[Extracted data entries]
## start
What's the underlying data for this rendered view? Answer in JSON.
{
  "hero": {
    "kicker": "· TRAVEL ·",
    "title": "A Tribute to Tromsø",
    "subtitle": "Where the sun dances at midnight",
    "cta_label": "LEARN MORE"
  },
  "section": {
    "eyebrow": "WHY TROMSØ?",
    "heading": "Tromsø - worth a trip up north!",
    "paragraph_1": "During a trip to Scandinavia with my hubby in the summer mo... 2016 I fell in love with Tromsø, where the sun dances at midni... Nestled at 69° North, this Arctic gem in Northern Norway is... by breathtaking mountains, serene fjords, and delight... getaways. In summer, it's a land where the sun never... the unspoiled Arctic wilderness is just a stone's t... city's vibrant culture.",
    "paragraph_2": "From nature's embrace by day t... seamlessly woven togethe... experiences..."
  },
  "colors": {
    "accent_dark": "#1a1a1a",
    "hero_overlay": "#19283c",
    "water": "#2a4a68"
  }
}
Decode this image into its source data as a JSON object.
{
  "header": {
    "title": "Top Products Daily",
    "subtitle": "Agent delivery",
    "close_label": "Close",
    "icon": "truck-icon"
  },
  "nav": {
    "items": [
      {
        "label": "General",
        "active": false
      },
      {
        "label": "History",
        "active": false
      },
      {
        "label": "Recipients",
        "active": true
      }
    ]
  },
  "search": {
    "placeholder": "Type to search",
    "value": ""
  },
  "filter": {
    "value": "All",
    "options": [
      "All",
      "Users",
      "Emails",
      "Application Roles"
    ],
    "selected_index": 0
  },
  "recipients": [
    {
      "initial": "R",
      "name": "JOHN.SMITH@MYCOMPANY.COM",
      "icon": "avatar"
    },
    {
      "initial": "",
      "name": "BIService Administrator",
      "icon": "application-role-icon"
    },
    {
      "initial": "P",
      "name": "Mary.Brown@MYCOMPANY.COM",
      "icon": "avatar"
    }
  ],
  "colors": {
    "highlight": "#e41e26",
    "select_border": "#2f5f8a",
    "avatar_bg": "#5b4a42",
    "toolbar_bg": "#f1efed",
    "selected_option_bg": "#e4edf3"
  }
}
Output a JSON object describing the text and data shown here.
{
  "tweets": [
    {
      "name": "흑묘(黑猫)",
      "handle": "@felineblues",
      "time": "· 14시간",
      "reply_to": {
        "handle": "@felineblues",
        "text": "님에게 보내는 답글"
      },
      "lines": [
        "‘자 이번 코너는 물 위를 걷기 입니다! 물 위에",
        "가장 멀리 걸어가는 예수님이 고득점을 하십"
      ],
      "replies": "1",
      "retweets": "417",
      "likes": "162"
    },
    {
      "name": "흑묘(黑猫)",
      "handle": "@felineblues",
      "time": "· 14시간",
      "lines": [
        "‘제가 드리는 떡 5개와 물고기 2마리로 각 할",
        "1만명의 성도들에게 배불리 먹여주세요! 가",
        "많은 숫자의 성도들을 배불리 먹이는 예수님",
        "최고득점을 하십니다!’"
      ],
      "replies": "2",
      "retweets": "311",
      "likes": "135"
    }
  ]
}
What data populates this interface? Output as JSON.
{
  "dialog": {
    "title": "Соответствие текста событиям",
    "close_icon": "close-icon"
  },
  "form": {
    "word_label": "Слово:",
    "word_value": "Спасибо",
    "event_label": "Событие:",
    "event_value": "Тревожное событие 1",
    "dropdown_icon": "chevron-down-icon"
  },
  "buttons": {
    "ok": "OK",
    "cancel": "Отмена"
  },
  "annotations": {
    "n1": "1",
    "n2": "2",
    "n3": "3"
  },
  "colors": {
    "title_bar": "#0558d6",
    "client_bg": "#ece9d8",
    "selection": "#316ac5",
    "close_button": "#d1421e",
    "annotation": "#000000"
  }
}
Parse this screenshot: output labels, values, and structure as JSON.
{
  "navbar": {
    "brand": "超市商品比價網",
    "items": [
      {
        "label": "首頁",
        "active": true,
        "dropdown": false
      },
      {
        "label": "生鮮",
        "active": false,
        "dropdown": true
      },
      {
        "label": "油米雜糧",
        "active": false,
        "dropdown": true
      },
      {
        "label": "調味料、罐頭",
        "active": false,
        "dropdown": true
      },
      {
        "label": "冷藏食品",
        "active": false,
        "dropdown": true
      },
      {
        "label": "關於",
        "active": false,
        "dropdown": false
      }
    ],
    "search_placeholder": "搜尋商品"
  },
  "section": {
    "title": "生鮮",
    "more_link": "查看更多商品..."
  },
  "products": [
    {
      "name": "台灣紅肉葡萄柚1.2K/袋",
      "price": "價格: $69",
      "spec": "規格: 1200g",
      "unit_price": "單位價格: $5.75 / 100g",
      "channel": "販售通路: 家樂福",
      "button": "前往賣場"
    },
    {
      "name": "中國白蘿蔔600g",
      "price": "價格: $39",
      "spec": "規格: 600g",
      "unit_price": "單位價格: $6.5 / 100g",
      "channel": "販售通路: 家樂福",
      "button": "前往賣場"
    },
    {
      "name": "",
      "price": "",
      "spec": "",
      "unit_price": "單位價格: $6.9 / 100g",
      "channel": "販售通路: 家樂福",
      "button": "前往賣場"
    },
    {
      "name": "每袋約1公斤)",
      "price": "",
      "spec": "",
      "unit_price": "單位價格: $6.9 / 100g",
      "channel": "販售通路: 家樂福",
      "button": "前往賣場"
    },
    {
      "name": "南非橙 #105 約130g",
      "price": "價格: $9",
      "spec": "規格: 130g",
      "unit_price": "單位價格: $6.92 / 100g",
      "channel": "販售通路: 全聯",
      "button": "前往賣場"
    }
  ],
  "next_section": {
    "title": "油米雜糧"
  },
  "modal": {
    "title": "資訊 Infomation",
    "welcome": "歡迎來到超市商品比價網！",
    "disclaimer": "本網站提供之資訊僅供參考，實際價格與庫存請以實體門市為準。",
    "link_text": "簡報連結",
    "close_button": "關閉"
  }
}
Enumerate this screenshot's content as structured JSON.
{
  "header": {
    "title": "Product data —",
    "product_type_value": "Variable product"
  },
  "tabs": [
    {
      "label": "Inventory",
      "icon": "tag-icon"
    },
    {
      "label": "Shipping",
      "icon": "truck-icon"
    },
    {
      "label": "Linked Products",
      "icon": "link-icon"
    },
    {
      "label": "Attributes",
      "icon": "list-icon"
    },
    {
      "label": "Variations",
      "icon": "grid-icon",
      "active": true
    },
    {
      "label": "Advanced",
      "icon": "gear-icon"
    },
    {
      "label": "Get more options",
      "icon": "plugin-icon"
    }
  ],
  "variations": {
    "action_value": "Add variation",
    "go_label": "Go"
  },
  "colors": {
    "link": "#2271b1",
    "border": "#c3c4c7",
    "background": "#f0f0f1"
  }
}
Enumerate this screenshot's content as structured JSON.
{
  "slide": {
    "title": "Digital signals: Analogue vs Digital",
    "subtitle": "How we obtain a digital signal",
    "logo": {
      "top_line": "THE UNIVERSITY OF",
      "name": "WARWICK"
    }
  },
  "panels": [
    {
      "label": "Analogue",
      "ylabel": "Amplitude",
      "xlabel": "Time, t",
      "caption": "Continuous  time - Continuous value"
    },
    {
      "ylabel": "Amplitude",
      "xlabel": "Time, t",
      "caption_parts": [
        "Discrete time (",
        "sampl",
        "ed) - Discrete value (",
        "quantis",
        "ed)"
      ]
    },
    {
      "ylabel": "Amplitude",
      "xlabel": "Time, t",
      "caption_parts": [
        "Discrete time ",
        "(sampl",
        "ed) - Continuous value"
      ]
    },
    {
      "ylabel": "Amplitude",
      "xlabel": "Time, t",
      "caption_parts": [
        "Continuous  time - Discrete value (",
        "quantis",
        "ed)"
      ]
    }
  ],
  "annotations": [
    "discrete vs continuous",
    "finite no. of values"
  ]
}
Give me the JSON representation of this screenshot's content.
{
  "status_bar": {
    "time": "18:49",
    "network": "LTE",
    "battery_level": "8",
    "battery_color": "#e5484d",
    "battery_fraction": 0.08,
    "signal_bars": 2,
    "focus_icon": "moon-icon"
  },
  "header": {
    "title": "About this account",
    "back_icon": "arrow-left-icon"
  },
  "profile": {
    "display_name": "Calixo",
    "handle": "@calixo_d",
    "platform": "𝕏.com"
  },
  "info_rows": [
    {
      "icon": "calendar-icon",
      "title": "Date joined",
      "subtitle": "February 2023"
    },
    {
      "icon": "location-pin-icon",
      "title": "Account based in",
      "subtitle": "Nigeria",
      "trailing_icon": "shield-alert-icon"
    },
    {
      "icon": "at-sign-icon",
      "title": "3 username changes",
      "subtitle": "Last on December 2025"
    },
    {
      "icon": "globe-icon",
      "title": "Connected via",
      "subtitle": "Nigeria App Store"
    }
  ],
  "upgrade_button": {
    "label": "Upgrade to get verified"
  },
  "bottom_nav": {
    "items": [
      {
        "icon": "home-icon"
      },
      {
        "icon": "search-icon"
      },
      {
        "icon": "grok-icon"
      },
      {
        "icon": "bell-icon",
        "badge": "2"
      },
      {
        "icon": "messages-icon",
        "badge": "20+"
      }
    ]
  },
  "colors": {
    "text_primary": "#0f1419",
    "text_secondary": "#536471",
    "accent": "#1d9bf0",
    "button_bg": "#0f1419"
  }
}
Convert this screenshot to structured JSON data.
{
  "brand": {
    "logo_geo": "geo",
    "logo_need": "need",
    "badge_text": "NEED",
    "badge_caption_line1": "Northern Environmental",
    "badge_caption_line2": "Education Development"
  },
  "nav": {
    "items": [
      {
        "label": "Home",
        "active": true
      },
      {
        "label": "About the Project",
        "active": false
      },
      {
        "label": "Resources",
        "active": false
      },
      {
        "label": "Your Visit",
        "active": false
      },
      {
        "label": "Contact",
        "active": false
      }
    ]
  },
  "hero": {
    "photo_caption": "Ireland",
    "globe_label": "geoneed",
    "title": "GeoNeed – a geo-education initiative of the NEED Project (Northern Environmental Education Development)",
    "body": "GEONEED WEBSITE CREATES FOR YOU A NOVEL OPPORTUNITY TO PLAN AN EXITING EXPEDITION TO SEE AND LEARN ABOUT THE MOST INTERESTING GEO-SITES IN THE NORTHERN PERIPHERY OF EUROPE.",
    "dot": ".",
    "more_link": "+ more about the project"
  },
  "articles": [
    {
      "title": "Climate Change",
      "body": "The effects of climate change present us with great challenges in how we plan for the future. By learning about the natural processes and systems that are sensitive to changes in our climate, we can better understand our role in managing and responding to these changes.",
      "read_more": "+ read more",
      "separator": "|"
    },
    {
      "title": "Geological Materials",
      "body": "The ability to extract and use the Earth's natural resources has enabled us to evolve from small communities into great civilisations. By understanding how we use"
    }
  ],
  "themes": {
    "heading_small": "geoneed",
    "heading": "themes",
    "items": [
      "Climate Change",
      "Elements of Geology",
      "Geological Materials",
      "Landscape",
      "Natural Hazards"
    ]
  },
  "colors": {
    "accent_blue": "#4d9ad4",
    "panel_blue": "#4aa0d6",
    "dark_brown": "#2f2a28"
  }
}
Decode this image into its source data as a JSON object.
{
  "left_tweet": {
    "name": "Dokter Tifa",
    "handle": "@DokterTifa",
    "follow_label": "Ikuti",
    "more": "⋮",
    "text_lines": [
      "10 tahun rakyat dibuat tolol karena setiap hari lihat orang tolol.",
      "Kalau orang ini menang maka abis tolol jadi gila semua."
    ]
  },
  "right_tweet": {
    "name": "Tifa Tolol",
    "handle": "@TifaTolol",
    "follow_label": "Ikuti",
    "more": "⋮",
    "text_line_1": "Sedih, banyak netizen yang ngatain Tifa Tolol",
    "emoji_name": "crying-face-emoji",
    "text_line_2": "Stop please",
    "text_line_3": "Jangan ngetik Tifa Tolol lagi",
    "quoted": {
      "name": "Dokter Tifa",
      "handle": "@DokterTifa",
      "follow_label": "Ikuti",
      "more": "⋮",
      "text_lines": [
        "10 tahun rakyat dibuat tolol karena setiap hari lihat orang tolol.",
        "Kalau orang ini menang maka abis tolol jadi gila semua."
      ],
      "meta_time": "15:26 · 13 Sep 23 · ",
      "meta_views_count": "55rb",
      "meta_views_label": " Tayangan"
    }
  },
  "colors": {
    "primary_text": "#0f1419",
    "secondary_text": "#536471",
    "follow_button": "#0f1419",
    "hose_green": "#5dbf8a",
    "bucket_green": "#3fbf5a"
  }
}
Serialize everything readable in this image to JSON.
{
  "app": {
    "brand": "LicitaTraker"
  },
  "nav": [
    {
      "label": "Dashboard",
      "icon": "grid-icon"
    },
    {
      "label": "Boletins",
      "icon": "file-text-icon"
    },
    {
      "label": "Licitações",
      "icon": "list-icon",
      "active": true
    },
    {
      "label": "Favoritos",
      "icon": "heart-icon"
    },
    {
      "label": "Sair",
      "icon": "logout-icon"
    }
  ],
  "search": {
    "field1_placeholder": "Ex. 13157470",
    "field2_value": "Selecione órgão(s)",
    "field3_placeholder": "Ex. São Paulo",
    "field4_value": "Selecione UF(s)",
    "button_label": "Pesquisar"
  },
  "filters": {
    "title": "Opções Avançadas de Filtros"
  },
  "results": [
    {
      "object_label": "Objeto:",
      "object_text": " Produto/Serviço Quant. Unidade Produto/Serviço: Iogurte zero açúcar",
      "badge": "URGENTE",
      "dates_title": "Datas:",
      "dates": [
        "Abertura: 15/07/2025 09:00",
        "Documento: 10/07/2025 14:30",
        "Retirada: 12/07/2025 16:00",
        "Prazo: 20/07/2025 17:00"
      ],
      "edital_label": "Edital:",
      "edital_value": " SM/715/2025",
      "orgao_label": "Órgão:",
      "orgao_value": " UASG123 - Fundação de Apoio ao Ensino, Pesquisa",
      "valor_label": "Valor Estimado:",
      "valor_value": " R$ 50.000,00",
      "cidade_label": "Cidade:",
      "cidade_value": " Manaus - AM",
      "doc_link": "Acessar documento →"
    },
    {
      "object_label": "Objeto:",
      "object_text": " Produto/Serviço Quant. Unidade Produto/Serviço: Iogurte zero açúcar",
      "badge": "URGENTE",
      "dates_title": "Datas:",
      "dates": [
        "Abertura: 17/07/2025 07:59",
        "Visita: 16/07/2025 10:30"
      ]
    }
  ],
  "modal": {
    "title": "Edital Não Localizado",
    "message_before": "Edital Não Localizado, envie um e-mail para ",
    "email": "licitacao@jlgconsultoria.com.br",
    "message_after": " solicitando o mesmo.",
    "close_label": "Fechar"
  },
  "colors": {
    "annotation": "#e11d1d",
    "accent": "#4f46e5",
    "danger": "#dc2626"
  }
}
## end
* _What is needed_
Your answer should be a single number: the count of lines holding the word "rakyat".

* _Output_
2